##### Information provided #####
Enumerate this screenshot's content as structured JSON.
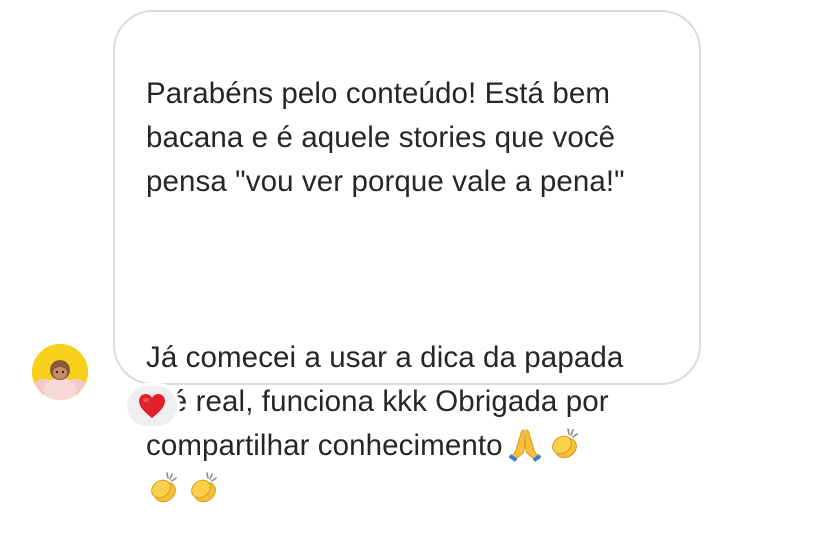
{
  "message": {
    "paragraph_1": "Parabéns pelo conteúdo! Está bem\nbacana e é aquele stories que você\npensa \"vou ver porque vale a pena!\"",
    "paragraph_2": "Já comecei a usar a dica da papada\ne é real, funciona kkk Obrigada por\ncompartilhar conhecimento",
    "emojis": [
      "folded-hands-icon",
      "clapping-hands-icon",
      "clapping-hands-icon",
      "clapping-hands-icon"
    ]
  },
  "reaction": {
    "icon": "red-heart-icon",
    "color": "#e0212b"
  },
  "avatar": {
    "background": "#f7d11b"
  }
}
#####
§ **What you are asked to do**: Repeat each line of the records above exactly, but do not copy the pictures.

§ **Response for this exercise**:
Enumerate this screenshot's content as structured JSON.
{
  "message": {
    "paragraph_1": "Parabéns pelo conteúdo! Está bem\nbacana e é aquele stories que você\npensa \"vou ver porque vale a pena!\"",
    "paragraph_2": "Já comecei a usar a dica da papada\ne é real, funciona kkk Obrigada por\ncompartilhar conhecimento",
    "emojis": [
      "folded-hands-icon",
      "clapping-hands-icon",
      "clapping-hands-icon",
      "clapping-hands-icon"
    ]
  },
  "reaction": {
    "icon": "red-heart-icon",
    "color": "#e0212b"
  },
  "avatar": {
    "background": "#f7d11b"
  }
}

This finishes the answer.